#### What to produce:
Tally the lines containing "Татьянина" and report the number alone.

#### Provided data:
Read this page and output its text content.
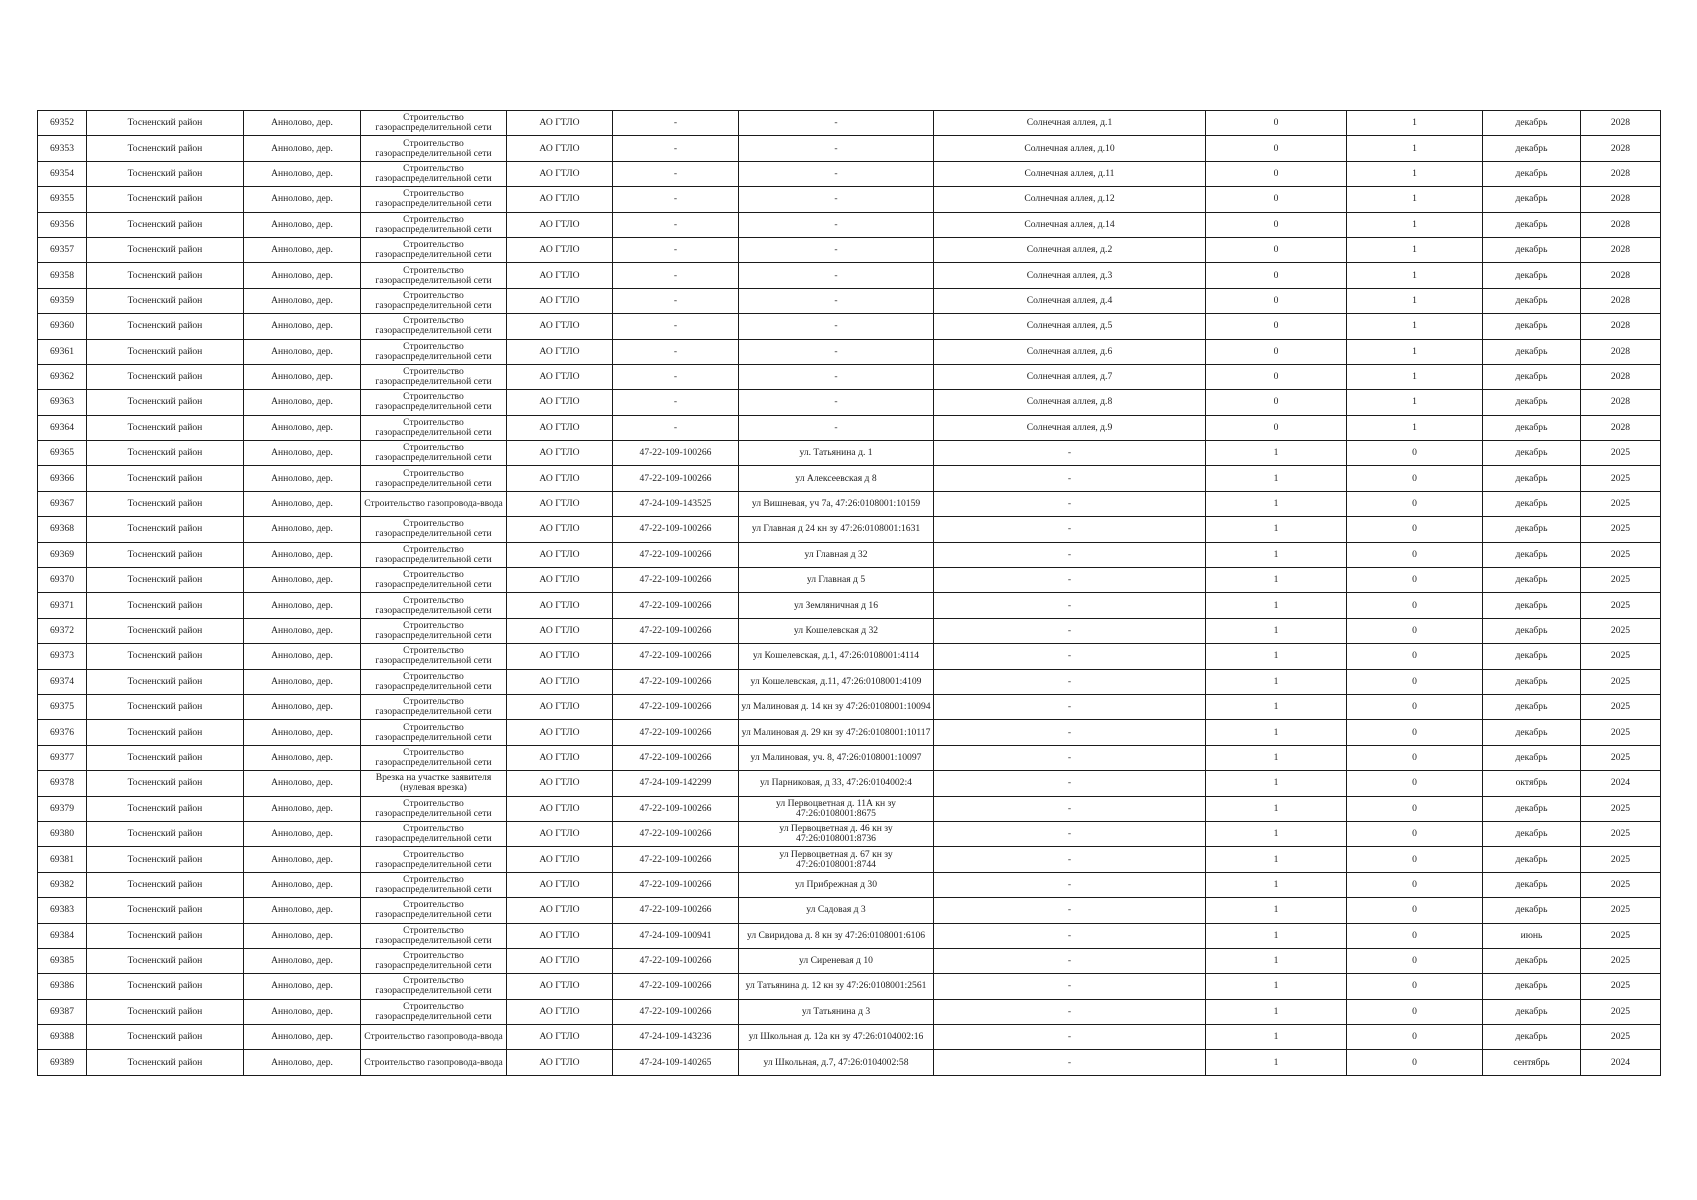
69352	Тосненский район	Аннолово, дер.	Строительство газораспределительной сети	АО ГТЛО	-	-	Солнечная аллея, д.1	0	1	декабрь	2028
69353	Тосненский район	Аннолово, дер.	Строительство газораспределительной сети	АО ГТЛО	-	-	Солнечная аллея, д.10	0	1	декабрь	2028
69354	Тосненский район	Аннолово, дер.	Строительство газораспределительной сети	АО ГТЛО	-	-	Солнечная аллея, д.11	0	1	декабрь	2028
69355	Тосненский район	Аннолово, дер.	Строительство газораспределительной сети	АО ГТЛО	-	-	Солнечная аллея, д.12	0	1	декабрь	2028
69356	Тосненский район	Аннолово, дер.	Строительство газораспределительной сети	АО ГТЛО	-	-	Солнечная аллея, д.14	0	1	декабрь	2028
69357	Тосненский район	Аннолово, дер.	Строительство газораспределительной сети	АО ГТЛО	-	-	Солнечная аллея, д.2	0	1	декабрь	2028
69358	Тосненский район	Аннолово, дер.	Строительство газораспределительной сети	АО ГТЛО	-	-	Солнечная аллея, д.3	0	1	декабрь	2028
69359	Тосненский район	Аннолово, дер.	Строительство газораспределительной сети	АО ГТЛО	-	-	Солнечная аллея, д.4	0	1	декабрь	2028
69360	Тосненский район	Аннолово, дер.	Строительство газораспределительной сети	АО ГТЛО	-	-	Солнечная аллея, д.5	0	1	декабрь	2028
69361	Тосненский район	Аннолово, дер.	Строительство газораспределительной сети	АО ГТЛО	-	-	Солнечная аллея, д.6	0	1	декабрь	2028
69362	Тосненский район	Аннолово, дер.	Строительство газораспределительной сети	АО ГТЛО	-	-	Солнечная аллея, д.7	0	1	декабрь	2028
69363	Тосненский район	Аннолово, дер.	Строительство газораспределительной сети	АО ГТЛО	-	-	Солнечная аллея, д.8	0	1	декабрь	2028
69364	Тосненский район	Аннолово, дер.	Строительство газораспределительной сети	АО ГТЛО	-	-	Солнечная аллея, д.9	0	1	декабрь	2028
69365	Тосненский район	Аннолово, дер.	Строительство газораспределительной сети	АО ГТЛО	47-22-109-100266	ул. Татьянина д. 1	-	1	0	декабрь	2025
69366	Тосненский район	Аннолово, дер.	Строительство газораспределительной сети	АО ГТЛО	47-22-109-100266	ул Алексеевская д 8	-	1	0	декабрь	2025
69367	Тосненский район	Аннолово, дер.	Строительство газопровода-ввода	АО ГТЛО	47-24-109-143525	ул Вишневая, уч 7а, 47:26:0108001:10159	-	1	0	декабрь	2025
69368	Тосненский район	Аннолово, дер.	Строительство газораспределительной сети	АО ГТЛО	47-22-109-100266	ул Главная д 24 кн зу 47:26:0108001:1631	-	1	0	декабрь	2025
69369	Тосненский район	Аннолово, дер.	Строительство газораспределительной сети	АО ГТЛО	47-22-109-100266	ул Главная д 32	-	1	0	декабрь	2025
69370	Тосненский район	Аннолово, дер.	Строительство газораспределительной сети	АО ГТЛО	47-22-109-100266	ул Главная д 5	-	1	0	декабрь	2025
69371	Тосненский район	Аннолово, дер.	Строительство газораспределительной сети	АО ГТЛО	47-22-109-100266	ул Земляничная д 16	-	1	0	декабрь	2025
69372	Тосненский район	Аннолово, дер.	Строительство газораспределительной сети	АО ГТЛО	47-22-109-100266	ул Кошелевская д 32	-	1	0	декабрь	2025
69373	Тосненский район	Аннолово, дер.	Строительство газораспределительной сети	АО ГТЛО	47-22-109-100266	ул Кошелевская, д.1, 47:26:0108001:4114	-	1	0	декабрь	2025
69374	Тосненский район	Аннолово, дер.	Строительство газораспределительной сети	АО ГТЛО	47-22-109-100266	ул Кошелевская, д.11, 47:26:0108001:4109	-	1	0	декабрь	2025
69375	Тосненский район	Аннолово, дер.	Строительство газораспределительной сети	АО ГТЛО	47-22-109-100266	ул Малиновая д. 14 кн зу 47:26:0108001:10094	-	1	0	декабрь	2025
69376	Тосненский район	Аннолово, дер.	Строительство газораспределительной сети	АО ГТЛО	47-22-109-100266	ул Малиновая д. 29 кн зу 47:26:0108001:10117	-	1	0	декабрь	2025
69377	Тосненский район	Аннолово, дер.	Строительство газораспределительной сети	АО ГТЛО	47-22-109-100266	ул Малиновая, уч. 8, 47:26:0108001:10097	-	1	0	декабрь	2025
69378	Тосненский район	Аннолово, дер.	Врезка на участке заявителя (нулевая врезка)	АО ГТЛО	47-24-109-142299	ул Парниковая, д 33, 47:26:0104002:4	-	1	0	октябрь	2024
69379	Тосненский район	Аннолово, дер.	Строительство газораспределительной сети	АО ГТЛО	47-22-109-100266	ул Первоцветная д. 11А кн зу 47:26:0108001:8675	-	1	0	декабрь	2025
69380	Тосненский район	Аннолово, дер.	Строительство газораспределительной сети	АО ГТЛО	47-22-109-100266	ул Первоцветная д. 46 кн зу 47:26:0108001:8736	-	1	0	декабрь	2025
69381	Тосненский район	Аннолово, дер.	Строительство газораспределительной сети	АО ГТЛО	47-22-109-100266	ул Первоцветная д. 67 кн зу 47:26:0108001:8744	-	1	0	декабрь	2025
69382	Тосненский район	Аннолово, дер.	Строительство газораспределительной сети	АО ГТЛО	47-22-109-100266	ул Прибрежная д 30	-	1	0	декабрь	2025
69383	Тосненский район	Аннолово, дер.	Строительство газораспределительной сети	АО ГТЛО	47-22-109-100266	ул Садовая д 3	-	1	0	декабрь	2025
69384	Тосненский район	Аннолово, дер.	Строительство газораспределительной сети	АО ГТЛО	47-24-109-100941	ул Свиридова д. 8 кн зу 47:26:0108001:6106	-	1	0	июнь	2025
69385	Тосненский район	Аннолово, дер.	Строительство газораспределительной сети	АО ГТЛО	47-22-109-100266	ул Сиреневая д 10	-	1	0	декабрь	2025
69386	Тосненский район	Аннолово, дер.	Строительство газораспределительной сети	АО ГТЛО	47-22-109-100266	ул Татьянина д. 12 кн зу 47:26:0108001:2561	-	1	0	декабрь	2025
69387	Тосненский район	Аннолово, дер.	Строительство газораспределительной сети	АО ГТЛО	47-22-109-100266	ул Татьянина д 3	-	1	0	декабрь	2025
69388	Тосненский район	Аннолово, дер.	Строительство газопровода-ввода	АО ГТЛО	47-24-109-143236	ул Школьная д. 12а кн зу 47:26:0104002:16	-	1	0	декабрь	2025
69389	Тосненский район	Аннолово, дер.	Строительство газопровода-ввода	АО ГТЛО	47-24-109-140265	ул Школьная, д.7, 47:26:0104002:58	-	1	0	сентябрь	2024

--

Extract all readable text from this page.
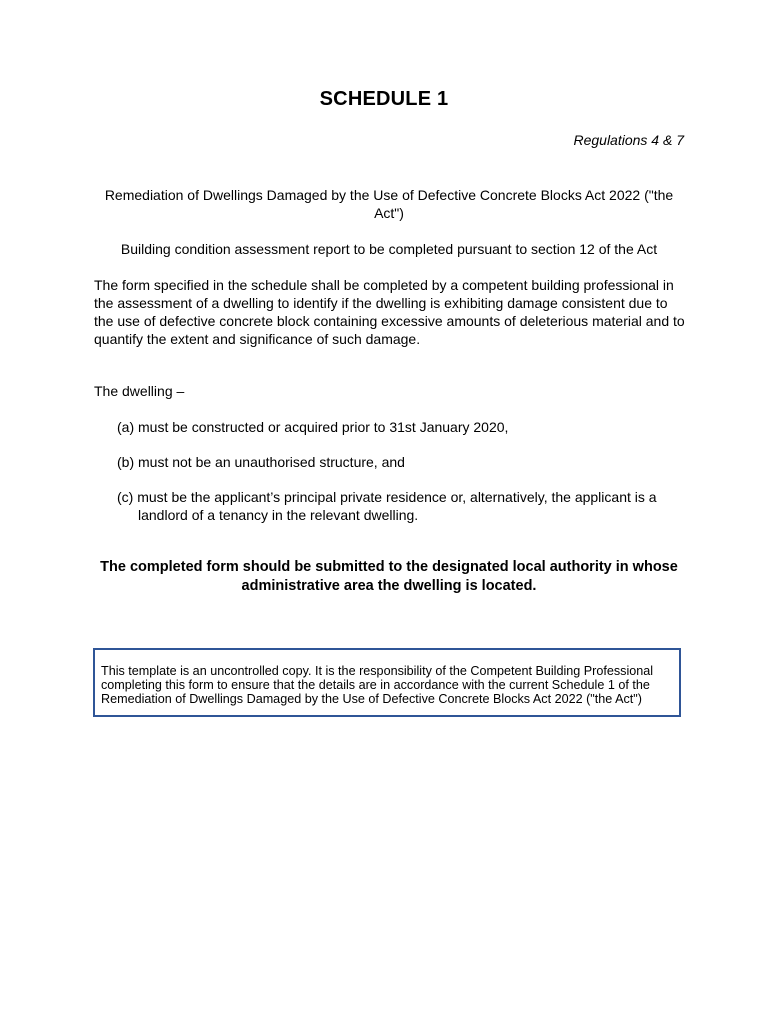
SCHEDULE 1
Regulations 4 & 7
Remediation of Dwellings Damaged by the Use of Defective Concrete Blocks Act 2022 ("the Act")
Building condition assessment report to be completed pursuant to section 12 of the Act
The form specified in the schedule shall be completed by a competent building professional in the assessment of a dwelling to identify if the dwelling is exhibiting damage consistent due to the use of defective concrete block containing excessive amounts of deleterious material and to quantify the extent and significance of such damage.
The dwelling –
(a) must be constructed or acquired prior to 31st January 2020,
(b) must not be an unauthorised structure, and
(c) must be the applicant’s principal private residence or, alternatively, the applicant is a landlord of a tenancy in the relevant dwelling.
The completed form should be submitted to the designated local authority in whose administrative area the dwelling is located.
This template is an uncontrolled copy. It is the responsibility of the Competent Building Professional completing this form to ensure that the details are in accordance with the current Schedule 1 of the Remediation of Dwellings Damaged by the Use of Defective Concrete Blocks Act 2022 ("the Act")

#### Exercise result:
3